What to do » Please print every record below exactly as it appears.

Records for this task »
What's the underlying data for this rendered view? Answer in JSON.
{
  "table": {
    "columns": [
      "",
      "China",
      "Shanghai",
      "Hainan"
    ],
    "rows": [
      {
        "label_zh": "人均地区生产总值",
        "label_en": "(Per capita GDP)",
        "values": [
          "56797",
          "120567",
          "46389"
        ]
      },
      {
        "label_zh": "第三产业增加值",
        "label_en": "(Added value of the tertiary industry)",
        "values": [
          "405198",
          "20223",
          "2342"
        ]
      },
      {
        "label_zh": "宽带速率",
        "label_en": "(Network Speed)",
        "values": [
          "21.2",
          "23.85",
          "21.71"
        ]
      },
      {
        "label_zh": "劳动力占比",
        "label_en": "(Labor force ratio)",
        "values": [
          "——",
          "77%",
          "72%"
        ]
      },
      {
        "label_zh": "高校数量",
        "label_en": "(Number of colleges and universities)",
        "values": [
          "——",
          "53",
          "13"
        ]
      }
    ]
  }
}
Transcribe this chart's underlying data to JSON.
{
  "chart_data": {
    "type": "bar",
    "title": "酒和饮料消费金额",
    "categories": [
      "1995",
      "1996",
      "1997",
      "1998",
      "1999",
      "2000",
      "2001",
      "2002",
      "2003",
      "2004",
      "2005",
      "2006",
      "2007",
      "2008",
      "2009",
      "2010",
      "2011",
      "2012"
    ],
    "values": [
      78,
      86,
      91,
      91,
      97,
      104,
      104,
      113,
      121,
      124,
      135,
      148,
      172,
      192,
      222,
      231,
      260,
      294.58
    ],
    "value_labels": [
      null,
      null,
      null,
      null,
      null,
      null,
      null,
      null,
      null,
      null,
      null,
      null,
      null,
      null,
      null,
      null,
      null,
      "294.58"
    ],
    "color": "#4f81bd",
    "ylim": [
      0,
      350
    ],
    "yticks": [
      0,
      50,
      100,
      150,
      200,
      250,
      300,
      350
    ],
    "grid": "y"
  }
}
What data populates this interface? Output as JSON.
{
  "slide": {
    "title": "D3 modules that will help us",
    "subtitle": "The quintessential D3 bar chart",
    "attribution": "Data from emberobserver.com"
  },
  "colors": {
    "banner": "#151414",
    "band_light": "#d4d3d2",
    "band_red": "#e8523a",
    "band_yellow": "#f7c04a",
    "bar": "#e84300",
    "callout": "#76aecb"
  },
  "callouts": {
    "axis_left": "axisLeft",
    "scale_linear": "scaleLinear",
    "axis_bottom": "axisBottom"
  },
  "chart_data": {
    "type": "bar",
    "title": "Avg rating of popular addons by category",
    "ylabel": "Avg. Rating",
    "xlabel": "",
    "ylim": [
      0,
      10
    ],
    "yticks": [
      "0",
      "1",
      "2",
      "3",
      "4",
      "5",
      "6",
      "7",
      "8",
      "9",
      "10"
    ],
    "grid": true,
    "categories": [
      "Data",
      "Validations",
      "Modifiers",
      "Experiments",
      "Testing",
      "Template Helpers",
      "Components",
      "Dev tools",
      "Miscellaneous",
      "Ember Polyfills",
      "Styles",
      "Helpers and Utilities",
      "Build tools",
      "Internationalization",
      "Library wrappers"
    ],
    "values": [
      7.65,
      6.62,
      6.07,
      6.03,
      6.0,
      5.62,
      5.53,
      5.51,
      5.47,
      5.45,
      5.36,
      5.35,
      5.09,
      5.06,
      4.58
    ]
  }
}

Task answer »
What's the underlying data for this rendered view? Answer in JSON.
{
  "table": {
    "columns": [
      "",
      "China",
      "Shanghai",
      "Hainan"
    ],
    "rows": [
      {
        "label_zh": "人均地区生产总值",
        "label_en": "(Per capita GDP)",
        "values": [
          "56797",
          "120567",
          "46389"
        ]
      },
      {
        "label_zh": "第三产业增加值",
        "label_en": "(Added value of the tertiary industry)",
        "values": [
          "405198",
          "20223",
          "2342"
        ]
      },
      {
        "label_zh": "宽带速率",
        "label_en": "(Network Speed)",
        "values": [
          "21.2",
          "23.85",
          "21.71"
        ]
      },
      {
        "label_zh": "劳动力占比",
        "label_en": "(Labor force ratio)",
        "values": [
          "——",
          "77%",
          "72%"
        ]
      },
      {
        "label_zh": "高校数量",
        "label_en": "(Number of colleges and universities)",
        "values": [
          "——",
          "53",
          "13"
        ]
      }
    ]
  }
}
Transcribe this chart's underlying data to JSON.
{
  "chart_data": {
    "type": "bar",
    "title": "酒和饮料消费金额",
    "categories": [
      "1995",
      "1996",
      "1997",
      "1998",
      "1999",
      "2000",
      "2001",
      "2002",
      "2003",
      "2004",
      "2005",
      "2006",
      "2007",
      "2008",
      "2009",
      "2010",
      "2011",
      "2012"
    ],
    "values": [
      78,
      86,
      91,
      91,
      97,
      104,
      104,
      113,
      121,
      124,
      135,
      148,
      172,
      192,
      222,
      231,
      260,
      294.58
    ],
    "value_labels": [
      null,
      null,
      null,
      null,
      null,
      null,
      null,
      null,
      null,
      null,
      null,
      null,
      null,
      null,
      null,
      null,
      null,
      "294.58"
    ],
    "color": "#4f81bd",
    "ylim": [
      0,
      350
    ],
    "yticks": [
      0,
      50,
      100,
      150,
      200,
      250,
      300,
      350
    ],
    "grid": "y"
  }
}
What data populates this interface? Output as JSON.
{
  "slide": {
    "title": "D3 modules that will help us",
    "subtitle": "The quintessential D3 bar chart",
    "attribution": "Data from emberobserver.com"
  },
  "colors": {
    "banner": "#151414",
    "band_light": "#d4d3d2",
    "band_red": "#e8523a",
    "band_yellow": "#f7c04a",
    "bar": "#e84300",
    "callout": "#76aecb"
  },
  "callouts": {
    "axis_left": "axisLeft",
    "scale_linear": "scaleLinear",
    "axis_bottom": "axisBottom"
  },
  "chart_data": {
    "type": "bar",
    "title": "Avg rating of popular addons by category",
    "ylabel": "Avg. Rating",
    "xlabel": "",
    "ylim": [
      0,
      10
    ],
    "yticks": [
      "0",
      "1",
      "2",
      "3",
      "4",
      "5",
      "6",
      "7",
      "8",
      "9",
      "10"
    ],
    "grid": true,
    "categories": [
      "Data",
      "Validations",
      "Modifiers",
      "Experiments",
      "Testing",
      "Template Helpers",
      "Components",
      "Dev tools",
      "Miscellaneous",
      "Ember Polyfills",
      "Styles",
      "Helpers and Utilities",
      "Build tools",
      "Internationalization",
      "Library wrappers"
    ],
    "values": [
      7.65,
      6.62,
      6.07,
      6.03,
      6.0,
      5.62,
      5.53,
      5.51,
      5.47,
      5.45,
      5.36,
      5.35,
      5.09,
      5.06,
      4.58
    ]
  }
}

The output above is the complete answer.